**Exercise requirements**
Copy out all of the data below with no alterations.

**Exercise material**
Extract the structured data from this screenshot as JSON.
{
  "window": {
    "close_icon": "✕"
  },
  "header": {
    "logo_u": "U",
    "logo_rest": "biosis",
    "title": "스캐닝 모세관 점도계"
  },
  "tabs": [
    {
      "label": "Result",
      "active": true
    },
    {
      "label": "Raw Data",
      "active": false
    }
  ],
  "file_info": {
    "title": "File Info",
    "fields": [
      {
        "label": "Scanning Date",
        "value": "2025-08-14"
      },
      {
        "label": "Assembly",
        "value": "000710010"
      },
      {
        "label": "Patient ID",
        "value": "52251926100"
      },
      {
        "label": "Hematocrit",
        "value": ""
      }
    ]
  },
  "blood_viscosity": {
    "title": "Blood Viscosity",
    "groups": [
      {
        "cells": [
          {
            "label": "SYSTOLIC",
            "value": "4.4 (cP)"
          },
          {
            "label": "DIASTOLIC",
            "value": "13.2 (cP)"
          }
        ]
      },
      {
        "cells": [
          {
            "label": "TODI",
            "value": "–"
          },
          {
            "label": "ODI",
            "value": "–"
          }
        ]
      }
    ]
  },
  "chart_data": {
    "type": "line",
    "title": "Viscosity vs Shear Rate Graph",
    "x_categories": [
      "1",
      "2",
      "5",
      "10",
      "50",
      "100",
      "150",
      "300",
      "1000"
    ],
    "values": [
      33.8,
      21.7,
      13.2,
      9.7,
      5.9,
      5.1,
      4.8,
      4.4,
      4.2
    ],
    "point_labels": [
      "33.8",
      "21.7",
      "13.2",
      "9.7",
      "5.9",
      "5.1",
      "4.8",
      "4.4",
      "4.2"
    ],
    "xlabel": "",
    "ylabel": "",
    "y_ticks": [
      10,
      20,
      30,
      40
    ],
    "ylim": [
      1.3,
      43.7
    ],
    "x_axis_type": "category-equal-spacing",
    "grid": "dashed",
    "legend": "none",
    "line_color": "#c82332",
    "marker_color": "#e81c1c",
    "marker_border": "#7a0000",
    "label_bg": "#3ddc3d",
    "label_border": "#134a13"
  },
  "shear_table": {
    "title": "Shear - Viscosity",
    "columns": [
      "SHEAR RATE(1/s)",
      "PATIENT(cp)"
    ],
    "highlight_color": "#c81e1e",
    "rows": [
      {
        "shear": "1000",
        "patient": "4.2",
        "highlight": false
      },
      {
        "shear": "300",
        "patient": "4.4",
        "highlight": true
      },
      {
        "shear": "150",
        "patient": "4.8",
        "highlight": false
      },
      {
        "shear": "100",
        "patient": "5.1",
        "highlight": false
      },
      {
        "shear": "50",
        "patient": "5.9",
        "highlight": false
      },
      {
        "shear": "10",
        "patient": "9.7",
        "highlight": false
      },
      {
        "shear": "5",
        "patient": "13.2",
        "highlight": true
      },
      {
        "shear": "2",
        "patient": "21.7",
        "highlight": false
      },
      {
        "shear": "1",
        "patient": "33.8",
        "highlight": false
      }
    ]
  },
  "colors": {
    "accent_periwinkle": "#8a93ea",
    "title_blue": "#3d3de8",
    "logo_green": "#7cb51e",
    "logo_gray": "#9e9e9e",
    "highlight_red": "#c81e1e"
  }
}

**Response to the exercise**
Extract the structured data from this screenshot as JSON.
{
  "window": {
    "close_icon": "✕"
  },
  "header": {
    "logo_u": "U",
    "logo_rest": "biosis",
    "title": "스캐닝 모세관 점도계"
  },
  "tabs": [
    {
      "label": "Result",
      "active": true
    },
    {
      "label": "Raw Data",
      "active": false
    }
  ],
  "file_info": {
    "title": "File Info",
    "fields": [
      {
        "label": "Scanning Date",
        "value": "2025-08-14"
      },
      {
        "label": "Assembly",
        "value": "000710010"
      },
      {
        "label": "Patient ID",
        "value": "52251926100"
      },
      {
        "label": "Hematocrit",
        "value": ""
      }
    ]
  },
  "blood_viscosity": {
    "title": "Blood Viscosity",
    "groups": [
      {
        "cells": [
          {
            "label": "SYSTOLIC",
            "value": "4.4 (cP)"
          },
          {
            "label": "DIASTOLIC",
            "value": "13.2 (cP)"
          }
        ]
      },
      {
        "cells": [
          {
            "label": "TODI",
            "value": "–"
          },
          {
            "label": "ODI",
            "value": "–"
          }
        ]
      }
    ]
  },
  "chart_data": {
    "type": "line",
    "title": "Viscosity vs Shear Rate Graph",
    "x_categories": [
      "1",
      "2",
      "5",
      "10",
      "50",
      "100",
      "150",
      "300",
      "1000"
    ],
    "values": [
      33.8,
      21.7,
      13.2,
      9.7,
      5.9,
      5.1,
      4.8,
      4.4,
      4.2
    ],
    "point_labels": [
      "33.8",
      "21.7",
      "13.2",
      "9.7",
      "5.9",
      "5.1",
      "4.8",
      "4.4",
      "4.2"
    ],
    "xlabel": "",
    "ylabel": "",
    "y_ticks": [
      10,
      20,
      30,
      40
    ],
    "ylim": [
      1.3,
      43.7
    ],
    "x_axis_type": "category-equal-spacing",
    "grid": "dashed",
    "legend": "none",
    "line_color": "#c82332",
    "marker_color": "#e81c1c",
    "marker_border": "#7a0000",
    "label_bg": "#3ddc3d",
    "label_border": "#134a13"
  },
  "shear_table": {
    "title": "Shear - Viscosity",
    "columns": [
      "SHEAR RATE(1/s)",
      "PATIENT(cp)"
    ],
    "highlight_color": "#c81e1e",
    "rows": [
      {
        "shear": "1000",
        "patient": "4.2",
        "highlight": false
      },
      {
        "shear": "300",
        "patient": "4.4",
        "highlight": true
      },
      {
        "shear": "150",
        "patient": "4.8",
        "highlight": false
      },
      {
        "shear": "100",
        "patient": "5.1",
        "highlight": false
      },
      {
        "shear": "50",
        "patient": "5.9",
        "highlight": false
      },
      {
        "shear": "10",
        "patient": "9.7",
        "highlight": false
      },
      {
        "shear": "5",
        "patient": "13.2",
        "highlight": true
      },
      {
        "shear": "2",
        "patient": "21.7",
        "highlight": false
      },
      {
        "shear": "1",
        "patient": "33.8",
        "highlight": false
      }
    ]
  },
  "colors": {
    "accent_periwinkle": "#8a93ea",
    "title_blue": "#3d3de8",
    "logo_green": "#7cb51e",
    "logo_gray": "#9e9e9e",
    "highlight_red": "#c81e1e"
  }
}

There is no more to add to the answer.